- _EXTRACTED INFORMATION_:

=-=-=

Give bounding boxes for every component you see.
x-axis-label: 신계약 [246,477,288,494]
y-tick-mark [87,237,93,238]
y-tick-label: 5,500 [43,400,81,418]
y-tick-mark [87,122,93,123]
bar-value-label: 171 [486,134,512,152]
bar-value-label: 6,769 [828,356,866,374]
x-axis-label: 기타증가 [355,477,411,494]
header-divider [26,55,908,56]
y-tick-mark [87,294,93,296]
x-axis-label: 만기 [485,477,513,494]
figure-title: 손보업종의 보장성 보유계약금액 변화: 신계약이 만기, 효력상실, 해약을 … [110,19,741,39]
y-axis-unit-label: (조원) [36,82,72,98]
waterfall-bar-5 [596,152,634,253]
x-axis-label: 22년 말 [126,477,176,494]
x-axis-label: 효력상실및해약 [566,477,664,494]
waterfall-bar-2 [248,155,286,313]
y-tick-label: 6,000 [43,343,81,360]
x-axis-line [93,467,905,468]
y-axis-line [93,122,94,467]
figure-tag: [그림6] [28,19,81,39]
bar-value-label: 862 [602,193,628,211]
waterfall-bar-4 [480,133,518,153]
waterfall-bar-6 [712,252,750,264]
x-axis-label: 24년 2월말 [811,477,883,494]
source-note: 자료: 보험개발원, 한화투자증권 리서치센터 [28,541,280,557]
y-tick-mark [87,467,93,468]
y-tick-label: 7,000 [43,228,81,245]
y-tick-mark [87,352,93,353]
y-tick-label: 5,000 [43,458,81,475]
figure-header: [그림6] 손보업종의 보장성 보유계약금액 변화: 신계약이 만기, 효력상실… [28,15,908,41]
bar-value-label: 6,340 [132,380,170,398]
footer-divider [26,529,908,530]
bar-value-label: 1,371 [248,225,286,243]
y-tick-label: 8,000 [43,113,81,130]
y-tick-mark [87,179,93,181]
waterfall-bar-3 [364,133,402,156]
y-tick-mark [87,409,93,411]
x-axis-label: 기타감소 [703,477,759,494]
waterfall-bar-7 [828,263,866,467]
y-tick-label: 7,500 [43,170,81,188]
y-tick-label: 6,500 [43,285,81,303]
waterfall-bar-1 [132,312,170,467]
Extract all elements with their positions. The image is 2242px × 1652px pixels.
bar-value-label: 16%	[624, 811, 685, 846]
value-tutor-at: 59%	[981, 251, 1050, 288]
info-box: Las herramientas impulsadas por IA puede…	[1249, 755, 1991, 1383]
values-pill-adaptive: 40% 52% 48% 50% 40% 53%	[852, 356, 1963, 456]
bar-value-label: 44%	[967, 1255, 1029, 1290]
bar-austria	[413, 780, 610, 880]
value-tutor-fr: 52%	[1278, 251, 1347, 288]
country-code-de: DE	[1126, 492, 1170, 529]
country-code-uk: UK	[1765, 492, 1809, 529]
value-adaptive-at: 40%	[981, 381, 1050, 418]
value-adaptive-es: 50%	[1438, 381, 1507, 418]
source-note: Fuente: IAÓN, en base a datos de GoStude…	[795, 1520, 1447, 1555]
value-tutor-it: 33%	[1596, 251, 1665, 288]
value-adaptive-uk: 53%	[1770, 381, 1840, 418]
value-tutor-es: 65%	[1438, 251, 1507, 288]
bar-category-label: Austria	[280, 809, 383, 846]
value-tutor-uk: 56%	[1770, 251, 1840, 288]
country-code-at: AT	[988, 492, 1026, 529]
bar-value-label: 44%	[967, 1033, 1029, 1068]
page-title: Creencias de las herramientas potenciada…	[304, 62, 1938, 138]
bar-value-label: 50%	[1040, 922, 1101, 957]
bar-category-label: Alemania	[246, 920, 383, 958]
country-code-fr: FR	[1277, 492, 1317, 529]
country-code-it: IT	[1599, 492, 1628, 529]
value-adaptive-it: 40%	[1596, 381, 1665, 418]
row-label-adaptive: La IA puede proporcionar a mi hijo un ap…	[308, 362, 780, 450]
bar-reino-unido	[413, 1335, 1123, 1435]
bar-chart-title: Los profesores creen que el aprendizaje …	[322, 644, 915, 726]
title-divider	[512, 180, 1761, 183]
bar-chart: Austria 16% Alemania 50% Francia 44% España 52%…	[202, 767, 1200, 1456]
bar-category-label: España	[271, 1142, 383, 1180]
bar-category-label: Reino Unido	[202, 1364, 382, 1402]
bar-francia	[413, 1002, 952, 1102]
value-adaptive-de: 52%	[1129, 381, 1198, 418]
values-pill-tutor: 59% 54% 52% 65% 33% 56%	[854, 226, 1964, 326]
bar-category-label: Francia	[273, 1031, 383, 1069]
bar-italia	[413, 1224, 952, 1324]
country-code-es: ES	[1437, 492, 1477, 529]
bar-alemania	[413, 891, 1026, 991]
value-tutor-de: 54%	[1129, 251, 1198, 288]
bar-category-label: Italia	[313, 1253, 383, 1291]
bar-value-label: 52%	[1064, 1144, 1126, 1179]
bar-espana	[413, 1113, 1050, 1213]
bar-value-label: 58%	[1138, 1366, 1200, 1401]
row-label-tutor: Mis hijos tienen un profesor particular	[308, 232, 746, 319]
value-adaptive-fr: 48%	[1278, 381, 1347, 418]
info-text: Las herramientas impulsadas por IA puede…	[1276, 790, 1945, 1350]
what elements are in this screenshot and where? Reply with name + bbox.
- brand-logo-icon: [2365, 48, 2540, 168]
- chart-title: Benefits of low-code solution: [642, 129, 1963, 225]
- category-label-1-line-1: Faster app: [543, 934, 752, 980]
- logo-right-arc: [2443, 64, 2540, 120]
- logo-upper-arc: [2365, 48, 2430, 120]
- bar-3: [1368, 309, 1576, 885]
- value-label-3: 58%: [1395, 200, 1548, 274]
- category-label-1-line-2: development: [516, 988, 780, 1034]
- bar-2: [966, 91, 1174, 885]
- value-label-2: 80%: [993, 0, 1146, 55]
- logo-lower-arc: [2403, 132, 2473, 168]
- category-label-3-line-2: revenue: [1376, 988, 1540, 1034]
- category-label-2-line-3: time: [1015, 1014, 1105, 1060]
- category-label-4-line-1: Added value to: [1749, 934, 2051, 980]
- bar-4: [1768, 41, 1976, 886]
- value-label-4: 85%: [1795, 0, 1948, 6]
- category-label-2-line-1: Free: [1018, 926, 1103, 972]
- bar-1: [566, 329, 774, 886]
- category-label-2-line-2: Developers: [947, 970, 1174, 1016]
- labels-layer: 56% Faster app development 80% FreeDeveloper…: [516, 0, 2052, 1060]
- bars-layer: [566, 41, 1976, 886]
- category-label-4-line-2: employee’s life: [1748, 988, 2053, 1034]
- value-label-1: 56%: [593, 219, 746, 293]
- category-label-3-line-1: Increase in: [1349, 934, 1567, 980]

=-=-=

- _DIRECTIONS_: Reproduce every line of the entries above with no changes.

- _SOLUTION FOR THIS EXERCISE_:
Give bounding boxes for every component you see.
x-axis-label: 신계약 [246,477,288,494]
y-tick-mark [87,237,93,238]
y-tick-label: 5,500 [43,400,81,418]
y-tick-mark [87,122,93,123]
bar-value-label: 171 [486,134,512,152]
bar-value-label: 6,769 [828,356,866,374]
x-axis-label: 기타증가 [355,477,411,494]
header-divider [26,55,908,56]
y-tick-mark [87,294,93,296]
x-axis-label: 만기 [485,477,513,494]
figure-title: 손보업종의 보장성 보유계약금액 변화: 신계약이 만기, 효력상실, 해약을 … [110,19,741,39]
y-axis-unit-label: (조원) [36,82,72,98]
waterfall-bar-5 [596,152,634,253]
x-axis-label: 22년 말 [126,477,176,494]
x-axis-label: 효력상실및해약 [566,477,664,494]
waterfall-bar-2 [248,155,286,313]
y-tick-label: 6,000 [43,343,81,360]
x-axis-line [93,467,905,468]
y-axis-line [93,122,94,467]
figure-tag: [그림6] [28,19,81,39]
bar-value-label: 862 [602,193,628,211]
waterfall-bar-4 [480,133,518,153]
waterfall-bar-6 [712,252,750,264]
x-axis-label: 24년 2월말 [811,477,883,494]
source-note: 자료: 보험개발원, 한화투자증권 리서치센터 [28,541,280,557]
y-tick-mark [87,467,93,468]
y-tick-label: 7,000 [43,228,81,245]
y-tick-mark [87,352,93,353]
y-tick-label: 5,000 [43,458,81,475]
figure-header: [그림6] 손보업종의 보장성 보유계약금액 변화: 신계약이 만기, 효력상실… [28,15,908,41]
bar-value-label: 6,340 [132,380,170,398]
footer-divider [26,529,908,530]
bar-value-label: 1,371 [248,225,286,243]
y-tick-label: 8,000 [43,113,81,130]
y-tick-mark [87,179,93,181]
waterfall-bar-3 [364,133,402,156]
y-tick-mark [87,409,93,411]
x-axis-label: 기타감소 [703,477,759,494]
waterfall-bar-7 [828,263,866,467]
y-tick-label: 7,500 [43,170,81,188]
y-tick-label: 6,500 [43,285,81,303]
waterfall-bar-1 [132,312,170,467]
Extract all elements with their positions. The image is 2242px × 1652px pixels.
bar-value-label: 16%	[624, 811, 685, 846]
value-tutor-at: 59%	[981, 251, 1050, 288]
info-box: Las herramientas impulsadas por IA puede…	[1249, 755, 1991, 1383]
values-pill-adaptive: 40% 52% 48% 50% 40% 53%	[852, 356, 1963, 456]
bar-value-label: 44%	[967, 1255, 1029, 1290]
bar-austria	[413, 780, 610, 880]
value-tutor-fr: 52%	[1278, 251, 1347, 288]
country-code-de: DE	[1126, 492, 1170, 529]
country-code-uk: UK	[1765, 492, 1809, 529]
value-adaptive-at: 40%	[981, 381, 1050, 418]
value-adaptive-es: 50%	[1438, 381, 1507, 418]
source-note: Fuente: IAÓN, en base a datos de GoStude…	[795, 1520, 1447, 1555]
value-tutor-it: 33%	[1596, 251, 1665, 288]
value-adaptive-uk: 53%	[1770, 381, 1840, 418]
value-tutor-es: 65%	[1438, 251, 1507, 288]
bar-category-label: Austria	[280, 809, 383, 846]
value-tutor-uk: 56%	[1770, 251, 1840, 288]
country-code-at: AT	[988, 492, 1026, 529]
bar-value-label: 44%	[967, 1033, 1029, 1068]
page-title: Creencias de las herramientas potenciada…	[304, 62, 1938, 138]
bar-value-label: 50%	[1040, 922, 1101, 957]
bar-category-label: Alemania	[246, 920, 383, 958]
country-code-fr: FR	[1277, 492, 1317, 529]
country-code-it: IT	[1599, 492, 1628, 529]
value-adaptive-it: 40%	[1596, 381, 1665, 418]
row-label-adaptive: La IA puede proporcionar a mi hijo un ap…	[308, 362, 780, 450]
bar-reino-unido	[413, 1335, 1123, 1435]
bar-chart-title: Los profesores creen que el aprendizaje …	[322, 644, 915, 726]
title-divider	[512, 180, 1761, 183]
bar-chart: Austria 16% Alemania 50% Francia 44% España 52%…	[202, 767, 1200, 1456]
bar-category-label: España	[271, 1142, 383, 1180]
bar-category-label: Reino Unido	[202, 1364, 382, 1402]
bar-francia	[413, 1002, 952, 1102]
value-adaptive-de: 52%	[1129, 381, 1198, 418]
values-pill-tutor: 59% 54% 52% 65% 33% 56%	[854, 226, 1964, 326]
bar-category-label: Francia	[273, 1031, 383, 1069]
bar-italia	[413, 1224, 952, 1324]
country-code-es: ES	[1437, 492, 1477, 529]
bar-alemania	[413, 891, 1026, 991]
value-tutor-de: 54%	[1129, 251, 1198, 288]
bar-category-label: Italia	[313, 1253, 383, 1291]
bar-value-label: 52%	[1064, 1144, 1126, 1179]
bar-espana	[413, 1113, 1050, 1213]
bar-value-label: 58%	[1138, 1366, 1200, 1401]
row-label-tutor: Mis hijos tienen un profesor particular	[308, 232, 746, 319]
value-adaptive-fr: 48%	[1278, 381, 1347, 418]
info-text: Las herramientas impulsadas por IA puede…	[1276, 790, 1945, 1350]
what elements are in this screenshot and where? Reply with name + bbox.
- brand-logo-icon: [2365, 48, 2540, 168]
- chart-title: Benefits of low-code solution: [642, 129, 1963, 225]
- category-label-1-line-1: Faster app: [543, 934, 752, 980]
- logo-right-arc: [2443, 64, 2540, 120]
- logo-upper-arc: [2365, 48, 2430, 120]
- bar-3: [1368, 309, 1576, 885]
- value-label-3: 58%: [1395, 200, 1548, 274]
- category-label-1-line-2: development: [516, 988, 780, 1034]
- bar-2: [966, 91, 1174, 885]
- value-label-2: 80%: [993, 0, 1146, 55]
- logo-lower-arc: [2403, 132, 2473, 168]
- category-label-3-line-2: revenue: [1376, 988, 1540, 1034]
- category-label-2-line-3: time: [1015, 1014, 1105, 1060]
- category-label-4-line-1: Added value to: [1749, 934, 2051, 980]
- bar-4: [1768, 41, 1976, 886]
- value-label-4: 85%: [1795, 0, 1948, 6]
- category-label-2-line-1: Free: [1018, 926, 1103, 972]
- bar-1: [566, 329, 774, 886]
- category-label-2-line-2: Developers: [947, 970, 1174, 1016]
- labels-layer: 56% Faster app development 80% FreeDeveloper…: [516, 0, 2052, 1060]
- bars-layer: [566, 41, 1976, 886]
- category-label-4-line-2: employee’s life: [1748, 988, 2053, 1034]
- value-label-1: 56%: [593, 219, 746, 293]
- category-label-3-line-1: Increase in: [1349, 934, 1567, 980]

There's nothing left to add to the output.